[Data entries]

========

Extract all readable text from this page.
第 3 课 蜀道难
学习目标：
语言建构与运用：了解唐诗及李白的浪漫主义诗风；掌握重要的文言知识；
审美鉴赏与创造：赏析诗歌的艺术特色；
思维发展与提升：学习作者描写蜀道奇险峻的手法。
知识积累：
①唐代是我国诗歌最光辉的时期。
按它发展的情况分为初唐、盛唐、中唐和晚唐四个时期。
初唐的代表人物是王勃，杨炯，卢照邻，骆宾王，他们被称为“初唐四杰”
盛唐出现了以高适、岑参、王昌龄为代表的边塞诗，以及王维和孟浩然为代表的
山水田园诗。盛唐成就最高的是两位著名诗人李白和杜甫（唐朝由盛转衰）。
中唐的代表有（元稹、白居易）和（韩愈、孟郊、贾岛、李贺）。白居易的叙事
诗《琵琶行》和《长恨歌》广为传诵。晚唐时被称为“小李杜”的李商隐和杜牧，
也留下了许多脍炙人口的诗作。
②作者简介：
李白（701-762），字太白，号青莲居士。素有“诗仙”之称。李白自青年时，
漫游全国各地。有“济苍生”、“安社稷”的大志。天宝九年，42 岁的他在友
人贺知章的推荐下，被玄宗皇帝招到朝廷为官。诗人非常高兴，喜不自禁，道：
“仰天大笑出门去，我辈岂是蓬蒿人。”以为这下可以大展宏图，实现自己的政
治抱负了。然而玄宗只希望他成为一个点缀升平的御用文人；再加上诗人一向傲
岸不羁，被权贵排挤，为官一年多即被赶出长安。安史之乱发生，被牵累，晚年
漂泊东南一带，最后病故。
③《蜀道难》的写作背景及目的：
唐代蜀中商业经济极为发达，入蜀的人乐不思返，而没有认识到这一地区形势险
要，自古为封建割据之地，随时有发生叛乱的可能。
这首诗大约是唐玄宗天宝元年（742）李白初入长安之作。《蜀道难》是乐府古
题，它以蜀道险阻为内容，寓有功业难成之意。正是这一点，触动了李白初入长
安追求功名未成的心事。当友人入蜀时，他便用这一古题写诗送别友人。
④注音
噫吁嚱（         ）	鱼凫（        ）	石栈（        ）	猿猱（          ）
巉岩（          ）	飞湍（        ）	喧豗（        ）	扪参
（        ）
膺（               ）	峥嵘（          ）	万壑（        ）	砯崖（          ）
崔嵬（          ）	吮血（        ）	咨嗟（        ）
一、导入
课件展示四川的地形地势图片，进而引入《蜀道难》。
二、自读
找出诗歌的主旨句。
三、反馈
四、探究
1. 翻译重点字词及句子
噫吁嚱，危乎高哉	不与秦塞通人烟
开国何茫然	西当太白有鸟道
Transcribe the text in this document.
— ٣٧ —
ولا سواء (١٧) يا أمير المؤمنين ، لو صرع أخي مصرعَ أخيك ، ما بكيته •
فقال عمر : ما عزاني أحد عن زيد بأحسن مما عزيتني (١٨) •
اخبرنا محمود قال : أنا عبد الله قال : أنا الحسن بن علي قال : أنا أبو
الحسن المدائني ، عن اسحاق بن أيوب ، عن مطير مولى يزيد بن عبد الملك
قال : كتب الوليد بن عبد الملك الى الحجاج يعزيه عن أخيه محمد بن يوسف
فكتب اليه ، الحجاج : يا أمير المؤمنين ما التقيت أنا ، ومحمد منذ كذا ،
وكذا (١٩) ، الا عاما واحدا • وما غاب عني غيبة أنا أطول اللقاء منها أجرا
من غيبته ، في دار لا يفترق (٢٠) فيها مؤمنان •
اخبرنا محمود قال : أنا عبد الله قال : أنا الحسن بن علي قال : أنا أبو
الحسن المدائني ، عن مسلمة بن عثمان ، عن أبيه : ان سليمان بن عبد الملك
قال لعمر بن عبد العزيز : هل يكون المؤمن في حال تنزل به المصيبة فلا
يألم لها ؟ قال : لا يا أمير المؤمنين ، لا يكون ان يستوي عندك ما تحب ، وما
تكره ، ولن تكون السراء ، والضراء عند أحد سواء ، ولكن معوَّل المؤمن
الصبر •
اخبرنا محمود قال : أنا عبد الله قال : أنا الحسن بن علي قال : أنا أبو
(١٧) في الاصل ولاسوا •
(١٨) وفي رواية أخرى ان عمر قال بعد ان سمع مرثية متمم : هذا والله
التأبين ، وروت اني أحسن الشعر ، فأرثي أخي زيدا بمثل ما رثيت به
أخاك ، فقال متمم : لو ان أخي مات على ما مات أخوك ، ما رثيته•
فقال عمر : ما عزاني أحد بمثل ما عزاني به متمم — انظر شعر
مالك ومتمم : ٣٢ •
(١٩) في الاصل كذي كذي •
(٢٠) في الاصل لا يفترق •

========

- [INSTRUCTION] Every line above should be printed again exactly as it stands.

- [SOLUTION]
Extract all readable text from this page.
第 3 课 蜀道难
学习目标：
语言建构与运用：了解唐诗及李白的浪漫主义诗风；掌握重要的文言知识；
审美鉴赏与创造：赏析诗歌的艺术特色；
思维发展与提升：学习作者描写蜀道奇险峻的手法。
知识积累：
①唐代是我国诗歌最光辉的时期。
按它发展的情况分为初唐、盛唐、中唐和晚唐四个时期。
初唐的代表人物是王勃，杨炯，卢照邻，骆宾王，他们被称为“初唐四杰”
盛唐出现了以高适、岑参、王昌龄为代表的边塞诗，以及王维和孟浩然为代表的
山水田园诗。盛唐成就最高的是两位著名诗人李白和杜甫（唐朝由盛转衰）。
中唐的代表有（元稹、白居易）和（韩愈、孟郊、贾岛、李贺）。白居易的叙事
诗《琵琶行》和《长恨歌》广为传诵。晚唐时被称为“小李杜”的李商隐和杜牧，
也留下了许多脍炙人口的诗作。
②作者简介：
李白（701-762），字太白，号青莲居士。素有“诗仙”之称。李白自青年时，
漫游全国各地。有“济苍生”、“安社稷”的大志。天宝九年，42 岁的他在友
人贺知章的推荐下，被玄宗皇帝招到朝廷为官。诗人非常高兴，喜不自禁，道：
“仰天大笑出门去，我辈岂是蓬蒿人。”以为这下可以大展宏图，实现自己的政
治抱负了。然而玄宗只希望他成为一个点缀升平的御用文人；再加上诗人一向傲
岸不羁，被权贵排挤，为官一年多即被赶出长安。安史之乱发生，被牵累，晚年
漂泊东南一带，最后病故。
③《蜀道难》的写作背景及目的：
唐代蜀中商业经济极为发达，入蜀的人乐不思返，而没有认识到这一地区形势险
要，自古为封建割据之地，随时有发生叛乱的可能。
这首诗大约是唐玄宗天宝元年（742）李白初入长安之作。《蜀道难》是乐府古
题，它以蜀道险阻为内容，寓有功业难成之意。正是这一点，触动了李白初入长
安追求功名未成的心事。当友人入蜀时，他便用这一古题写诗送别友人。
④注音
噫吁嚱（         ）	鱼凫（        ）	石栈（        ）	猿猱（          ）
巉岩（          ）	飞湍（        ）	喧豗（        ）	扪参
（        ）
膺（               ）	峥嵘（          ）	万壑（        ）	砯崖（          ）
崔嵬（          ）	吮血（        ）	咨嗟（        ）
一、导入
课件展示四川的地形地势图片，进而引入《蜀道难》。
二、自读
找出诗歌的主旨句。
三、反馈
四、探究
1. 翻译重点字词及句子
噫吁嚱，危乎高哉	不与秦塞通人烟
开国何茫然	西当太白有鸟道
Transcribe the text in this document.
— ٣٧ —
ولا سواء (١٧) يا أمير المؤمنين ، لو صرع أخي مصرعَ أخيك ، ما بكيته •
فقال عمر : ما عزاني أحد عن زيد بأحسن مما عزيتني (١٨) •
اخبرنا محمود قال : أنا عبد الله قال : أنا الحسن بن علي قال : أنا أبو
الحسن المدائني ، عن اسحاق بن أيوب ، عن مطير مولى يزيد بن عبد الملك
قال : كتب الوليد بن عبد الملك الى الحجاج يعزيه عن أخيه محمد بن يوسف
فكتب اليه ، الحجاج : يا أمير المؤمنين ما التقيت أنا ، ومحمد منذ كذا ،
وكذا (١٩) ، الا عاما واحدا • وما غاب عني غيبة أنا أطول اللقاء منها أجرا
من غيبته ، في دار لا يفترق (٢٠) فيها مؤمنان •
اخبرنا محمود قال : أنا عبد الله قال : أنا الحسن بن علي قال : أنا أبو
الحسن المدائني ، عن مسلمة بن عثمان ، عن أبيه : ان سليمان بن عبد الملك
قال لعمر بن عبد العزيز : هل يكون المؤمن في حال تنزل به المصيبة فلا
يألم لها ؟ قال : لا يا أمير المؤمنين ، لا يكون ان يستوي عندك ما تحب ، وما
تكره ، ولن تكون السراء ، والضراء عند أحد سواء ، ولكن معوَّل المؤمن
الصبر •
اخبرنا محمود قال : أنا عبد الله قال : أنا الحسن بن علي قال : أنا أبو
(١٧) في الاصل ولاسوا •
(١٨) وفي رواية أخرى ان عمر قال بعد ان سمع مرثية متمم : هذا والله
التأبين ، وروت اني أحسن الشعر ، فأرثي أخي زيدا بمثل ما رثيت به
أخاك ، فقال متمم : لو ان أخي مات على ما مات أخوك ، ما رثيته•
فقال عمر : ما عزاني أحد بمثل ما عزاني به متمم — انظر شعر
مالك ومتمم : ٣٢ •
(١٩) في الاصل كذي كذي •
(٢٠) في الاصل لا يفترق •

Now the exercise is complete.